**MATERIAL:**
--- Start ---
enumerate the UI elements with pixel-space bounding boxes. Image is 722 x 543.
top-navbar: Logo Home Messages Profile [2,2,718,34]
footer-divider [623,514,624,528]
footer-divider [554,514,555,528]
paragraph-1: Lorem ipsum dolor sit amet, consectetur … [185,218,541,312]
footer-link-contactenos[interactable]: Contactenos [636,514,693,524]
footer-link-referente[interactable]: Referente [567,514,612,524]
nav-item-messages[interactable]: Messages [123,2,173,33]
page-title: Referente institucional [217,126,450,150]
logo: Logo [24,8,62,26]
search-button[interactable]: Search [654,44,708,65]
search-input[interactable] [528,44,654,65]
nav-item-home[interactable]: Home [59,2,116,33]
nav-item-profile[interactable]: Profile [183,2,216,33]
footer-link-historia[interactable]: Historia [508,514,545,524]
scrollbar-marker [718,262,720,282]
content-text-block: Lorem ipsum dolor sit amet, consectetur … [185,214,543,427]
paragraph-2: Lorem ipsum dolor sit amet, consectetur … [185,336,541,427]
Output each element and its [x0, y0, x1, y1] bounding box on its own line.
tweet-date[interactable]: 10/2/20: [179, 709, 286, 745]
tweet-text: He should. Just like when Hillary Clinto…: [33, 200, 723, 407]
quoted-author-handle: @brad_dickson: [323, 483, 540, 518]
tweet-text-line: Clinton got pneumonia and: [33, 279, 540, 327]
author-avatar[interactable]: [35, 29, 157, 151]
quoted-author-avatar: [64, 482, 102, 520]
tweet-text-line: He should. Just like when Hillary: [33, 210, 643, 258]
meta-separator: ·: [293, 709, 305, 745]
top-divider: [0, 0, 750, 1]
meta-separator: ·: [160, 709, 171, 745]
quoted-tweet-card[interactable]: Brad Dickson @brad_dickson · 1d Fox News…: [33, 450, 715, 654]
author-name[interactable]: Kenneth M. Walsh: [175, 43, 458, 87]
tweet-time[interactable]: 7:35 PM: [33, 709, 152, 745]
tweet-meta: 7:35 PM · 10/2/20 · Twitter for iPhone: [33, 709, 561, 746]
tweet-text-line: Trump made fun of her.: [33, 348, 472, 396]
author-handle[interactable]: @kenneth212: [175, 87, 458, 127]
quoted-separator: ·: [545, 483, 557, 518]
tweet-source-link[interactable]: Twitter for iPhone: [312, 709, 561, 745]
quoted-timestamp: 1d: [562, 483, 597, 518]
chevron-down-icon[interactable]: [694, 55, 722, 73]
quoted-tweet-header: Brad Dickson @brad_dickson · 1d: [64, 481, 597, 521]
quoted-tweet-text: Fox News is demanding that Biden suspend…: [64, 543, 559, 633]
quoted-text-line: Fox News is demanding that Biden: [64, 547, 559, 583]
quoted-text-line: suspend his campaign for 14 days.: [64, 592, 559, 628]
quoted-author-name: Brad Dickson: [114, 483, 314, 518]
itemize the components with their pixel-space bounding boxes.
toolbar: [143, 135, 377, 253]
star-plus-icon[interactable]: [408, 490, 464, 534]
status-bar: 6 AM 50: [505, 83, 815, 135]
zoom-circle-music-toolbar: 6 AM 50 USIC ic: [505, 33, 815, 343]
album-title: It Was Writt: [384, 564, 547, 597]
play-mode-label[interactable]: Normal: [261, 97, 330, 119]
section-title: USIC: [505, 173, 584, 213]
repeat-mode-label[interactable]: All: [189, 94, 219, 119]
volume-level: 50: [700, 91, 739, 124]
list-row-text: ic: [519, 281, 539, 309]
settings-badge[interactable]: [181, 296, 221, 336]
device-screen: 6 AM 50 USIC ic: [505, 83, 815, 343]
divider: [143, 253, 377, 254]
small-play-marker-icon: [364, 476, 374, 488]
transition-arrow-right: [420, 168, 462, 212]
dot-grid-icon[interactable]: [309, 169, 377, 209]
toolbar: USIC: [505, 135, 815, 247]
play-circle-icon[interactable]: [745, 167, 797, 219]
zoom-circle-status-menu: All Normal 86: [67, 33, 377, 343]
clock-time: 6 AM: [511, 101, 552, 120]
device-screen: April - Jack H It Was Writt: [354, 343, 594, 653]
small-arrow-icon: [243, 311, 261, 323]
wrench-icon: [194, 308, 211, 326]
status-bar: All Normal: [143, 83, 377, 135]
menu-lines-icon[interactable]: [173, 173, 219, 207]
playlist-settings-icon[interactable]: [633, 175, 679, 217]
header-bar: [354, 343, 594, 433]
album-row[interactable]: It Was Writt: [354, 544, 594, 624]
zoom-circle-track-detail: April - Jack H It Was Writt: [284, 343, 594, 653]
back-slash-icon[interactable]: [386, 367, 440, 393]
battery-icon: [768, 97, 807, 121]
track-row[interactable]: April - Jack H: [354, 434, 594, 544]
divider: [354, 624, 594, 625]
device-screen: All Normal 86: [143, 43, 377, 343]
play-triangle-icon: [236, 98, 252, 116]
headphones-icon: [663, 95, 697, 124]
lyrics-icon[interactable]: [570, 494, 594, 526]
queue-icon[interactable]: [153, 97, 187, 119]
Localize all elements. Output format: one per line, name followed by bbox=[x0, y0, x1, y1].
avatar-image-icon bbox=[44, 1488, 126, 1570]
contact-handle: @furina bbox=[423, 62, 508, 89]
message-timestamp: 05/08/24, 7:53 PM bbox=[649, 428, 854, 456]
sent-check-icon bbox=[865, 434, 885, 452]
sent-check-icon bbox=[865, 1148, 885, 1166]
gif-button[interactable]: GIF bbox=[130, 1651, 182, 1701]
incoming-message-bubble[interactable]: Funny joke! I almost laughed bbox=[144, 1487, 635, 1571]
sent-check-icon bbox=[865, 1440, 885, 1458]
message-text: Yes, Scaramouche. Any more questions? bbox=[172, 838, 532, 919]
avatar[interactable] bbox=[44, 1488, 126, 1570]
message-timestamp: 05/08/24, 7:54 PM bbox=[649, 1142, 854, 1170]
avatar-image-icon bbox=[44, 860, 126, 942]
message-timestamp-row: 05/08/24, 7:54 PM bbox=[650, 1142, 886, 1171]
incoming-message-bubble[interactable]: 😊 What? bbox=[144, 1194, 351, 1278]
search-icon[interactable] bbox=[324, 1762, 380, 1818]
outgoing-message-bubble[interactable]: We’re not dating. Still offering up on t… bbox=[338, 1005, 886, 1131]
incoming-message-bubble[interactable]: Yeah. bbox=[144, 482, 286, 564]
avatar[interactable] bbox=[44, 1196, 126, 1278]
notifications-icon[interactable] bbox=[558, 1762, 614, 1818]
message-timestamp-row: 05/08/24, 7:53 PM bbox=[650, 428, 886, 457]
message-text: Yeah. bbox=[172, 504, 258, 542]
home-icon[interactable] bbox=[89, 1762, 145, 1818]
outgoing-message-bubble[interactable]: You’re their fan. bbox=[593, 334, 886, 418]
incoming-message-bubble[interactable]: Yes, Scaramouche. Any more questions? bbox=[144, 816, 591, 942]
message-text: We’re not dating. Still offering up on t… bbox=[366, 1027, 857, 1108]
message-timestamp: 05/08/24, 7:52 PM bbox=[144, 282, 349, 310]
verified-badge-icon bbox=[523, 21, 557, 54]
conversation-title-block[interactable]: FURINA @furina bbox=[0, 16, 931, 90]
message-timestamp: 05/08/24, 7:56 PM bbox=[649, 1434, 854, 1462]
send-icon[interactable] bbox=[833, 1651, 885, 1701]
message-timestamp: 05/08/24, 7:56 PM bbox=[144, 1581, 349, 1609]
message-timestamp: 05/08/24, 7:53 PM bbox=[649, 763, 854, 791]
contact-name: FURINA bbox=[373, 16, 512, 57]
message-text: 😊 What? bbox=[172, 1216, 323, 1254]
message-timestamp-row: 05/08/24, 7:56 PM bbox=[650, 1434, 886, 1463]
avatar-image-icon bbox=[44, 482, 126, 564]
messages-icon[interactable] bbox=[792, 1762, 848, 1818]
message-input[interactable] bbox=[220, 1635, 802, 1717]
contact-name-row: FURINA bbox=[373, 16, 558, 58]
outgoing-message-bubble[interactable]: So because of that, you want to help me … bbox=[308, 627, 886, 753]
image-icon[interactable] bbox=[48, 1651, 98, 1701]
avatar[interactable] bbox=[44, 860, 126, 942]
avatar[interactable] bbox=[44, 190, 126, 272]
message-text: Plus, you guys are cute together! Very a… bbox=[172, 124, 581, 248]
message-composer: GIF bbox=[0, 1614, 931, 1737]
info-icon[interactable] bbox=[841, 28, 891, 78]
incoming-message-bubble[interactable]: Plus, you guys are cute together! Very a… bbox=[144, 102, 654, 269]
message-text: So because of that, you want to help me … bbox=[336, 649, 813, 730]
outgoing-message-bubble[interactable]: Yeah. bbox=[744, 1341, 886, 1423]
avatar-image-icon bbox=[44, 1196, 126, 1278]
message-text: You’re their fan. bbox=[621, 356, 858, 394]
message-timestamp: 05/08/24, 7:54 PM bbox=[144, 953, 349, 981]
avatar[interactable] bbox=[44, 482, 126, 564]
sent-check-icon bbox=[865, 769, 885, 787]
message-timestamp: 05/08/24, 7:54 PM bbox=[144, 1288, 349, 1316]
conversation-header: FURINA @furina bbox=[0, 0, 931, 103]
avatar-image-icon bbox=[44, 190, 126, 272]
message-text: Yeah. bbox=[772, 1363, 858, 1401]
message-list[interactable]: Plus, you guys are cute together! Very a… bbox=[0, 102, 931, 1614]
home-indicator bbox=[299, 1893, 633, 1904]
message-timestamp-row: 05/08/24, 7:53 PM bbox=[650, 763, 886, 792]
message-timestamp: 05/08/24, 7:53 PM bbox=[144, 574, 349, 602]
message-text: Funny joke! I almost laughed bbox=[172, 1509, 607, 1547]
--- End ---
**AIM OF THE TASK:** Retype the lines from the first one through the line that contains "paragraph-1: Lorem ipsum", including both, with no changes.

**RESULT OF THE TASK:**
enumerate the UI elements with pixel-space bounding boxes. Image is 722 x 543.
top-navbar: Logo Home Messages Profile [2,2,718,34]
footer-divider [623,514,624,528]
footer-divider [554,514,555,528]
paragraph-1: Lorem ipsum dolor sit amet, consectetur … [185,218,541,312]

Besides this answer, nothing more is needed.